[begin MATERIAL PROVIDED]

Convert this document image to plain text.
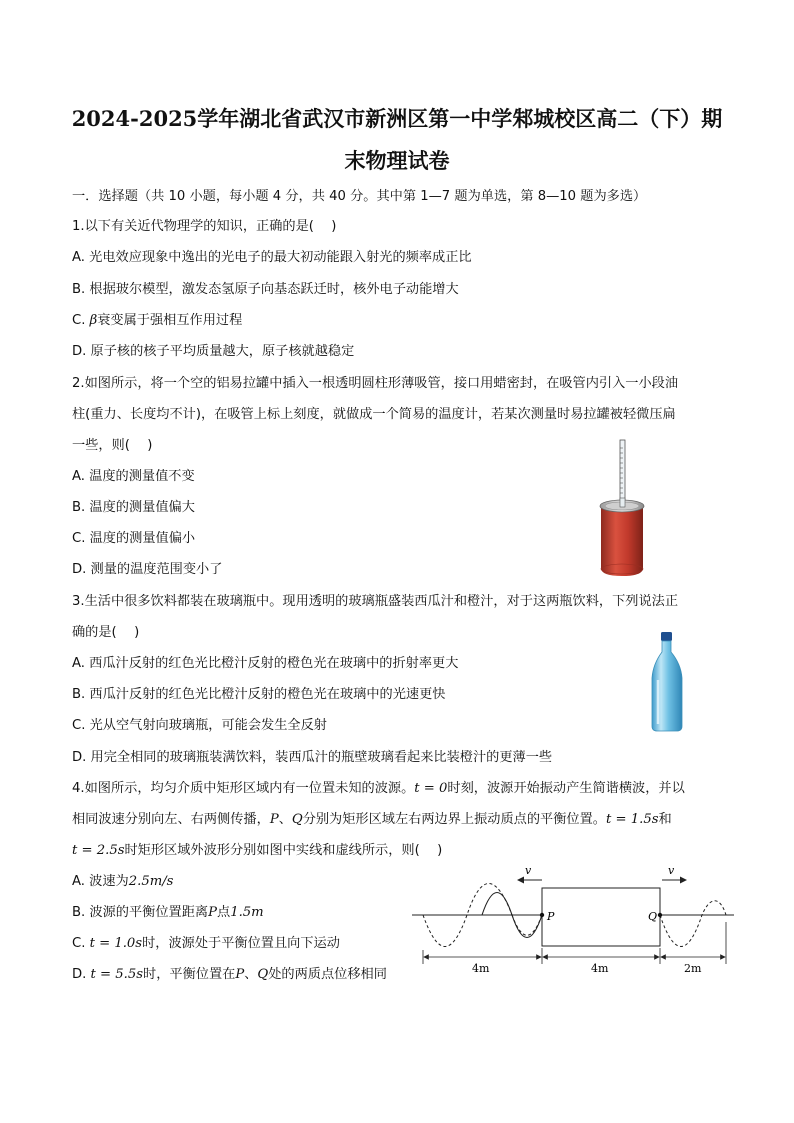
2024-2025学年湖北省武汉市新洲区第一中学邾城校区高二（下）期
末物理试卷
一．选择题（共 10 小题，每小题 4 分，共 40 分。其中第 1—7 题为单选，第 8—10 题为多选）
1.以下有关近代物理学的知识，正确的是(　 )
A. 光电效应现象中逸出的光电子的最大初动能跟入射光的频率成正比
B. 根据玻尔模型，激发态氢原子向基态跃迁时，核外电子动能增大
C. β衰变属于强相互作用过程
D. 原子核的核子平均质量越大，原子核就越稳定
2.如图所示，将一个空的铝易拉罐中插入一根透明圆柱形薄吸管，接口用蜡密封，在吸管内引入一小段油
柱(重力、长度均不计)，在吸管上标上刻度，就做成一个简易的温度计，若某次测量时易拉罐被轻微压扁
一些，则(　 )
A. 温度的测量值不变
B. 温度的测量值偏大
C. 温度的测量值偏小
D. 测量的温度范围变小了
3.生活中很多饮料都装在玻璃瓶中。现用透明的玻璃瓶盛装西瓜汁和橙汁，对于这两瓶饮料，下列说法正
确的是(　 )
A. 西瓜汁反射的红色光比橙汁反射的橙色光在玻璃中的折射率更大
B. 西瓜汁反射的红色光比橙汁反射的橙色光在玻璃中的光速更快
C. 光从空气射向玻璃瓶，可能会发生全反射
D. 用完全相同的玻璃瓶装满饮料，装西瓜汁的瓶壁玻璃看起来比装橙汁的更薄一些
4.如图所示，均匀介质中矩形区域内有一位置未知的波源。t = 0时刻，波源开始振动产生简谐横波，并以
相同波速分别向左、右两侧传播，P、Q分别为矩形区域左右两边界上振动质点的平衡位置。t = 1.5s和
t = 2.5s时矩形区域外波形分别如图中实线和虚线所示，则(　 )
A. 波速为2.5m/s
B. 波源的平衡位置距离P点1.5m
C. t = 1.0s时，波源处于平衡位置且向下运动
D. t = 5.5s时，平衡位置在P、Q处的两质点位移相同
v	v
P	Q
4m	4m	2m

[end MATERIAL PROVIDED]

▶ [WHAT IS REQUIRED]:
Your copy should match the entries exactly, minus the pictures.

▶ [EXERCISE RESPONSE]:
Convert this document image to plain text.
2024-2025学年湖北省武汉市新洲区第一中学邾城校区高二（下）期
末物理试卷
一．选择题（共 10 小题，每小题 4 分，共 40 分。其中第 1—7 题为单选，第 8—10 题为多选）
1.以下有关近代物理学的知识，正确的是(　 )
A. 光电效应现象中逸出的光电子的最大初动能跟入射光的频率成正比
B. 根据玻尔模型，激发态氢原子向基态跃迁时，核外电子动能增大
C. β衰变属于强相互作用过程
D. 原子核的核子平均质量越大，原子核就越稳定
2.如图所示，将一个空的铝易拉罐中插入一根透明圆柱形薄吸管，接口用蜡密封，在吸管内引入一小段油
柱(重力、长度均不计)，在吸管上标上刻度，就做成一个简易的温度计，若某次测量时易拉罐被轻微压扁
一些，则(　 )
A. 温度的测量值不变
B. 温度的测量值偏大
C. 温度的测量值偏小
D. 测量的温度范围变小了
3.生活中很多饮料都装在玻璃瓶中。现用透明的玻璃瓶盛装西瓜汁和橙汁，对于这两瓶饮料，下列说法正
确的是(　 )
A. 西瓜汁反射的红色光比橙汁反射的橙色光在玻璃中的折射率更大
B. 西瓜汁反射的红色光比橙汁反射的橙色光在玻璃中的光速更快
C. 光从空气射向玻璃瓶，可能会发生全反射
D. 用完全相同的玻璃瓶装满饮料，装西瓜汁的瓶壁玻璃看起来比装橙汁的更薄一些
4.如图所示，均匀介质中矩形区域内有一位置未知的波源。t = 0时刻，波源开始振动产生简谐横波，并以
相同波速分别向左、右两侧传播，P、Q分别为矩形区域左右两边界上振动质点的平衡位置。t = 1.5s和
t = 2.5s时矩形区域外波形分别如图中实线和虚线所示，则(　 )
A. 波速为2.5m/s
B. 波源的平衡位置距离P点1.5m
C. t = 1.0s时，波源处于平衡位置且向下运动
D. t = 5.5s时，平衡位置在P、Q处的两质点位移相同
v	v
P	Q
4m	4m	2m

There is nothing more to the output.